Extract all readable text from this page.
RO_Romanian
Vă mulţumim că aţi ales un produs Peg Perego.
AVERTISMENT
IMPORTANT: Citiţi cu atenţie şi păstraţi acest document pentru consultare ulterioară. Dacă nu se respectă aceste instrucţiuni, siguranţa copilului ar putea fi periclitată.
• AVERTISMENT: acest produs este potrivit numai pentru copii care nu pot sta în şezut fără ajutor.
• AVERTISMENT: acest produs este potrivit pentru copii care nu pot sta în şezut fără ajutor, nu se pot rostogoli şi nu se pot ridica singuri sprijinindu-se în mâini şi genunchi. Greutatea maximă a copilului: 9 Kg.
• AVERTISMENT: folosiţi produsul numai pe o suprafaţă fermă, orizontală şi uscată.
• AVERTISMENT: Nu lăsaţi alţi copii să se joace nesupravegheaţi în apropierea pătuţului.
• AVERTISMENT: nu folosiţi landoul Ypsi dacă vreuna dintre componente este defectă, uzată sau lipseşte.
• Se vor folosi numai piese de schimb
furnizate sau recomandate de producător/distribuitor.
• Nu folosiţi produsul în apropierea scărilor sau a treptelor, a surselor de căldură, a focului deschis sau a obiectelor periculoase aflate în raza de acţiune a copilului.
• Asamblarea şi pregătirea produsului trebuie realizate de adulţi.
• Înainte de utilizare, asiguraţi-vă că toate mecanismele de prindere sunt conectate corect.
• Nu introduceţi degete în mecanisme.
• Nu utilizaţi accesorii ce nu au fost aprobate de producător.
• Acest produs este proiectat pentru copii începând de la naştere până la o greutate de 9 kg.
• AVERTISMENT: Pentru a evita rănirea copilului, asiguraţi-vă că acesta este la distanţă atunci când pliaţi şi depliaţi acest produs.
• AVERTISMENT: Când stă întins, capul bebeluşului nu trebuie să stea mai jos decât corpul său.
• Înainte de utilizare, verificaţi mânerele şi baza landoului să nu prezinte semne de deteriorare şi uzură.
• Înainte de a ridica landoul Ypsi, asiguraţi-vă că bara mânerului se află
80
════════════════════
■ DESCRIPTION OF THE TASK: Write the data back out verbatim.

■ OUTPUT FOR THIS EXERCISE:
Extract all readable text from this page.
RO_Romanian
Vă mulţumim că aţi ales un produs Peg Perego.
AVERTISMENT
IMPORTANT: Citiţi cu atenţie şi păstraţi acest document pentru consultare ulterioară. Dacă nu se respectă aceste instrucţiuni, siguranţa copilului ar putea fi periclitată.
• AVERTISMENT: acest produs este potrivit numai pentru copii care nu pot sta în şezut fără ajutor.
• AVERTISMENT: acest produs este potrivit pentru copii care nu pot sta în şezut fără ajutor, nu se pot rostogoli şi nu se pot ridica singuri sprijinindu-se în mâini şi genunchi. Greutatea maximă a copilului: 9 Kg.
• AVERTISMENT: folosiţi produsul numai pe o suprafaţă fermă, orizontală şi uscată.
• AVERTISMENT: Nu lăsaţi alţi copii să se joace nesupravegheaţi în apropierea pătuţului.
• AVERTISMENT: nu folosiţi landoul Ypsi dacă vreuna dintre componente este defectă, uzată sau lipseşte.
• Se vor folosi numai piese de schimb
furnizate sau recomandate de producător/distribuitor.
• Nu folosiţi produsul în apropierea scărilor sau a treptelor, a surselor de căldură, a focului deschis sau a obiectelor periculoase aflate în raza de acţiune a copilului.
• Asamblarea şi pregătirea produsului trebuie realizate de adulţi.
• Înainte de utilizare, asiguraţi-vă că toate mecanismele de prindere sunt conectate corect.
• Nu introduceţi degete în mecanisme.
• Nu utilizaţi accesorii ce nu au fost aprobate de producător.
• Acest produs este proiectat pentru copii începând de la naştere până la o greutate de 9 kg.
• AVERTISMENT: Pentru a evita rănirea copilului, asiguraţi-vă că acesta este la distanţă atunci când pliaţi şi depliaţi acest produs.
• AVERTISMENT: Când stă întins, capul bebeluşului nu trebuie să stea mai jos decât corpul său.
• Înainte de utilizare, verificaţi mânerele şi baza landoului să nu prezinte semne de deteriorare şi uzură.
• Înainte de a ridica landoul Ypsi, asiguraţi-vă că bara mânerului se află
80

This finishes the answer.